GIVEN INFORMATION:
◆ ◆ ◆
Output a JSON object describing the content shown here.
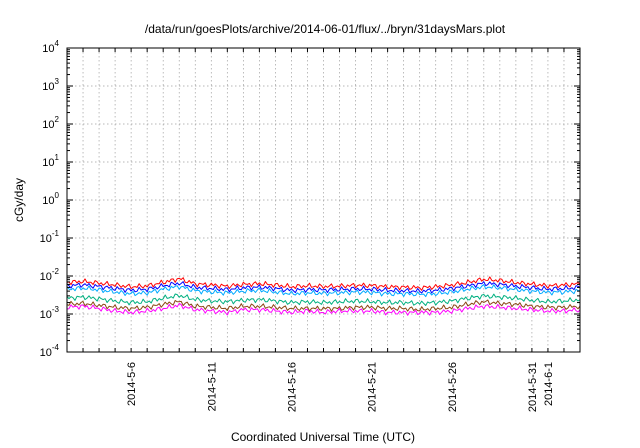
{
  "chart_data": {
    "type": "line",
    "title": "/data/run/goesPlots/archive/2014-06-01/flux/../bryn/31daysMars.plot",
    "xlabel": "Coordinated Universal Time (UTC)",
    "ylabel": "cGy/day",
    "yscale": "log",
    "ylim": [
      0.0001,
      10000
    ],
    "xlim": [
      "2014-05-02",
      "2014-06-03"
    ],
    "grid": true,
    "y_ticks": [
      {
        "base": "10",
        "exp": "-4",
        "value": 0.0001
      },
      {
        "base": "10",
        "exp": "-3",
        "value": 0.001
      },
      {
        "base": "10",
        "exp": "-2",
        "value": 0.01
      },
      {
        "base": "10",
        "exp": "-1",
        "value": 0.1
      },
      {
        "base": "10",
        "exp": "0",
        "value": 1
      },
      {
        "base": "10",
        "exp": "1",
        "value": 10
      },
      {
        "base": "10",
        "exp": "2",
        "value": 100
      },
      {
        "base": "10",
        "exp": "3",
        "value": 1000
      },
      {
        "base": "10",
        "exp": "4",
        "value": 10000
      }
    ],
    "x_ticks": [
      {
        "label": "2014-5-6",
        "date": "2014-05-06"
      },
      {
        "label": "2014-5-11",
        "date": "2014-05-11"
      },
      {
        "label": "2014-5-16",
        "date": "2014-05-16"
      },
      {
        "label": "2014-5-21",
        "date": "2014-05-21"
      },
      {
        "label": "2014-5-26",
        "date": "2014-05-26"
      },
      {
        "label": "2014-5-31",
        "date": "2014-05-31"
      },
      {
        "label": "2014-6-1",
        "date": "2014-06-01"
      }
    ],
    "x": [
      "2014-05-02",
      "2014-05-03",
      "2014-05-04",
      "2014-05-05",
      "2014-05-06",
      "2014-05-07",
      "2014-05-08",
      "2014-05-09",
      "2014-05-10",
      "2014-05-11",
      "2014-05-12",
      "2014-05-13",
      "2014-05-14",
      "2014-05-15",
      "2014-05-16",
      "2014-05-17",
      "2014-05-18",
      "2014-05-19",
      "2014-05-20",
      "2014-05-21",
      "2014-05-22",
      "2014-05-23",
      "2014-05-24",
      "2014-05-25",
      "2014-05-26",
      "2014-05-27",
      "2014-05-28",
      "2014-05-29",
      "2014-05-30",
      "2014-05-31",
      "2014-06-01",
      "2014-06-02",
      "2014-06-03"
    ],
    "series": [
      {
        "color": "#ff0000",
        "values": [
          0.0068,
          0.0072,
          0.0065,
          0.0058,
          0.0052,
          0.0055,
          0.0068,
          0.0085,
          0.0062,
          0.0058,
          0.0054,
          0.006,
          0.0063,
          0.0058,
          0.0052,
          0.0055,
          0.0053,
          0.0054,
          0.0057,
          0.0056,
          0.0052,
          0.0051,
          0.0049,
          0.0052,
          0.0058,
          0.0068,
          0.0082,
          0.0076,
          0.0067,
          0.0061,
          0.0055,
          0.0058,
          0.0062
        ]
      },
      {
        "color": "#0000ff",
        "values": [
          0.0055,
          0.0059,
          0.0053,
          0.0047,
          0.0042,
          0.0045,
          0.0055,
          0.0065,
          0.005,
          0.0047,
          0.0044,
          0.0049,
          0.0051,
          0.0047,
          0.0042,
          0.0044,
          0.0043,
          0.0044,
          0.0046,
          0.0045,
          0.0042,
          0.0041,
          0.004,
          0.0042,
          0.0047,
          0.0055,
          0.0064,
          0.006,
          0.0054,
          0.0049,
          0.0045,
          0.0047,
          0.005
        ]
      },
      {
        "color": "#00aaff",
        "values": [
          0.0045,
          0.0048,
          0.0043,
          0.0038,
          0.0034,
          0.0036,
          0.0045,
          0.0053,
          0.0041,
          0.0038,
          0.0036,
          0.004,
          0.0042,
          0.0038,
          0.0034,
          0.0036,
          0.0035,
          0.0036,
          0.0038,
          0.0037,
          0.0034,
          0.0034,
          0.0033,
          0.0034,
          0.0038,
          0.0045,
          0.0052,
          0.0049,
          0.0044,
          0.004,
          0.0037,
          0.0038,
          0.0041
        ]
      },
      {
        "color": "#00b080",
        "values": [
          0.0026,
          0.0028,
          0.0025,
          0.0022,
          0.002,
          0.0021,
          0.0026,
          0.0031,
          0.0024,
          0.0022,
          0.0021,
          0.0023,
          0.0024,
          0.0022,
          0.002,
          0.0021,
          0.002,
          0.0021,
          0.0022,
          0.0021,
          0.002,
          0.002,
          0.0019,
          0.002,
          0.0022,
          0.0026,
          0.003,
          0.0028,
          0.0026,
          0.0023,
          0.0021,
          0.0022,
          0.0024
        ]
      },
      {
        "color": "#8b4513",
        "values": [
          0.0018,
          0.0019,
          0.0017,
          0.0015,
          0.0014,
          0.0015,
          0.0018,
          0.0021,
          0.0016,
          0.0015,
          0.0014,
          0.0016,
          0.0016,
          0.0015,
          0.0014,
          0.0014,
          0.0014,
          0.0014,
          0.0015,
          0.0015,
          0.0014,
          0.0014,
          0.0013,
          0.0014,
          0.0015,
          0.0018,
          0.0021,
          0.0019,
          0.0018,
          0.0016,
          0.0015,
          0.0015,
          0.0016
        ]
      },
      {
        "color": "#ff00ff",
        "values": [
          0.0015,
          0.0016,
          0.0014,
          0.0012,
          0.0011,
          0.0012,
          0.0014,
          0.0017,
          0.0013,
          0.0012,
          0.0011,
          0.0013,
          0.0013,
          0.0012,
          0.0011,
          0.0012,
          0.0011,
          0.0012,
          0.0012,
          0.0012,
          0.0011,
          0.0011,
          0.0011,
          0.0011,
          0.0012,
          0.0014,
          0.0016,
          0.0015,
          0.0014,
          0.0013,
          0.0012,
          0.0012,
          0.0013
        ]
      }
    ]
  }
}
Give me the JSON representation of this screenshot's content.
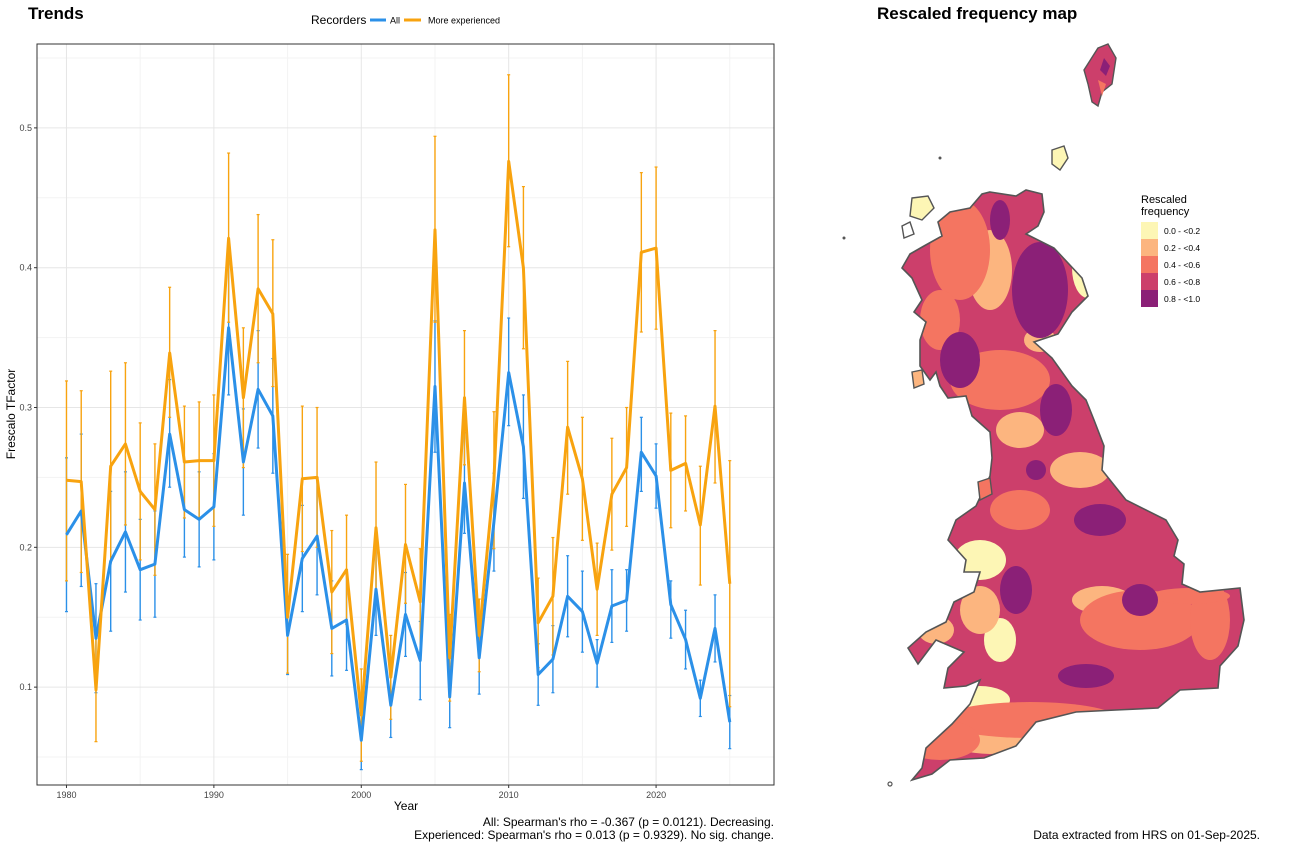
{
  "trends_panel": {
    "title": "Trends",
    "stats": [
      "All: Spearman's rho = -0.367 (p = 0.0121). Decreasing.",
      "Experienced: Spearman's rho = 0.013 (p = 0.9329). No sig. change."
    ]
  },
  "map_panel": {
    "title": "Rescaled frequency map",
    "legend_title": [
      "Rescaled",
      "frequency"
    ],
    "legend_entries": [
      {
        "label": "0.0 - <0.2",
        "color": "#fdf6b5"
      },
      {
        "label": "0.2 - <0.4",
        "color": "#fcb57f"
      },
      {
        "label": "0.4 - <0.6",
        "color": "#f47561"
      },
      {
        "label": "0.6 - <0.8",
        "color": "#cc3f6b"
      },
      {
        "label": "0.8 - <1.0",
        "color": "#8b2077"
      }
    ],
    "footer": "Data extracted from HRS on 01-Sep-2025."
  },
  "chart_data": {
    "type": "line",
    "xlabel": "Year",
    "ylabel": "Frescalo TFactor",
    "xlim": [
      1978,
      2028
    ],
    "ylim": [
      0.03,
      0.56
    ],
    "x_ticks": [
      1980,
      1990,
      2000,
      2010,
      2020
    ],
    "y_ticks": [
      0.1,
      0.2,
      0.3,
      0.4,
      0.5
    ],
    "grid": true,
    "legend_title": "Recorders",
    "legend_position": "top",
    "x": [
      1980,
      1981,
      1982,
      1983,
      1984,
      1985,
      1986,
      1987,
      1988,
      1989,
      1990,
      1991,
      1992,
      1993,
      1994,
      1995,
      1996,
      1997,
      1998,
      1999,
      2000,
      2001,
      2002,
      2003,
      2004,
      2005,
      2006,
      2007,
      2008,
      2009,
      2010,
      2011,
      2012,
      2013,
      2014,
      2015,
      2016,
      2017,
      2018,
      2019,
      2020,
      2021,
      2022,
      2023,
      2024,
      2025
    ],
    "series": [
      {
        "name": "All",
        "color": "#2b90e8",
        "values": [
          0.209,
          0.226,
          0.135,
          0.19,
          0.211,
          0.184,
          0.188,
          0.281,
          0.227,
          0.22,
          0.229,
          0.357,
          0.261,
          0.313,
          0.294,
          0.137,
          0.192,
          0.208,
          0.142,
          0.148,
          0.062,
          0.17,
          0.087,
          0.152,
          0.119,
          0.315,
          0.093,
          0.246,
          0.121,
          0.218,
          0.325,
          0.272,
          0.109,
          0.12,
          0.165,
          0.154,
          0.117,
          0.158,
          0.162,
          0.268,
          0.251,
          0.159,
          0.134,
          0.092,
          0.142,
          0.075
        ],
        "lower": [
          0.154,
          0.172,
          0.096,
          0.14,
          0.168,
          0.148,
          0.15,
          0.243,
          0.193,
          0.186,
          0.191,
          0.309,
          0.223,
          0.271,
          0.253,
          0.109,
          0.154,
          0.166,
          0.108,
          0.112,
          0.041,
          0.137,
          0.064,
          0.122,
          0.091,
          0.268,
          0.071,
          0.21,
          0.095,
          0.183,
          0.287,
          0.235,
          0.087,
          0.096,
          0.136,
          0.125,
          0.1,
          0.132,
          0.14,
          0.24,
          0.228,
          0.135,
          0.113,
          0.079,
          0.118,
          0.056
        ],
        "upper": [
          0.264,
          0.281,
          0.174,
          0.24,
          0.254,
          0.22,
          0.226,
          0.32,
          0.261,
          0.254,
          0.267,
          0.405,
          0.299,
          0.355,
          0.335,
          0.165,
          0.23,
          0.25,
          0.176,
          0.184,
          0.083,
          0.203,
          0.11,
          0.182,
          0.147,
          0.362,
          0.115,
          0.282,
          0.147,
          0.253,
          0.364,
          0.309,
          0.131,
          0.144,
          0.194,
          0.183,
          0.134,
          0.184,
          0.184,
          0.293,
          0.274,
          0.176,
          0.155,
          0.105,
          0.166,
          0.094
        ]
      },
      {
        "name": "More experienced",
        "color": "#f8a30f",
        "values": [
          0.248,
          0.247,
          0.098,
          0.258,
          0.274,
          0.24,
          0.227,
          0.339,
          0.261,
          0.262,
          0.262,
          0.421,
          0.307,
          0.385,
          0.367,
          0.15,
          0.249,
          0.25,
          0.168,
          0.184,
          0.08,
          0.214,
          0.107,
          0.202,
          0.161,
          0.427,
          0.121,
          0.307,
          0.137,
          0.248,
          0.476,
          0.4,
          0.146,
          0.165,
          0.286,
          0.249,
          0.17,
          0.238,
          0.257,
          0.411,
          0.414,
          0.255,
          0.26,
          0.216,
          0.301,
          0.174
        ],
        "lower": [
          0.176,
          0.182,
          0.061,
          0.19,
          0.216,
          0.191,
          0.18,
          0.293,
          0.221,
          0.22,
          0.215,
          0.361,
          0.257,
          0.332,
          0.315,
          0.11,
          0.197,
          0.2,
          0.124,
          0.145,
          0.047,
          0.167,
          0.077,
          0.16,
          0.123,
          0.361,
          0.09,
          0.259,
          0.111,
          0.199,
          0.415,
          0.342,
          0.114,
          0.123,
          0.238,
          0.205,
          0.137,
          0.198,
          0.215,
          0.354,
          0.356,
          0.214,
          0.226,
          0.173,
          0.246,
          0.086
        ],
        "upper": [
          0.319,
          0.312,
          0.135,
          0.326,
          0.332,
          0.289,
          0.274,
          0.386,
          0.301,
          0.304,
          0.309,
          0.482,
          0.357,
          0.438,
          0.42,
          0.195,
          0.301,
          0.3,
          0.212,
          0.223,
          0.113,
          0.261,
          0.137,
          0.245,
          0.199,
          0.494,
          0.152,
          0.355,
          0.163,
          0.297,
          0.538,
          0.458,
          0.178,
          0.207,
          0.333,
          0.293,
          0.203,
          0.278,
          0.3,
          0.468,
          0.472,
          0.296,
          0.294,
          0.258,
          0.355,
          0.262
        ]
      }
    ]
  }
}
◆ ◆ ◆
STATED PROBLEM:
Copy down every line of the entries containing the word "content".

ANSWER TO THIS EXERCISE:
Output a JSON object describing the content shown here.
Give me the JSON representation of this screenshot's content.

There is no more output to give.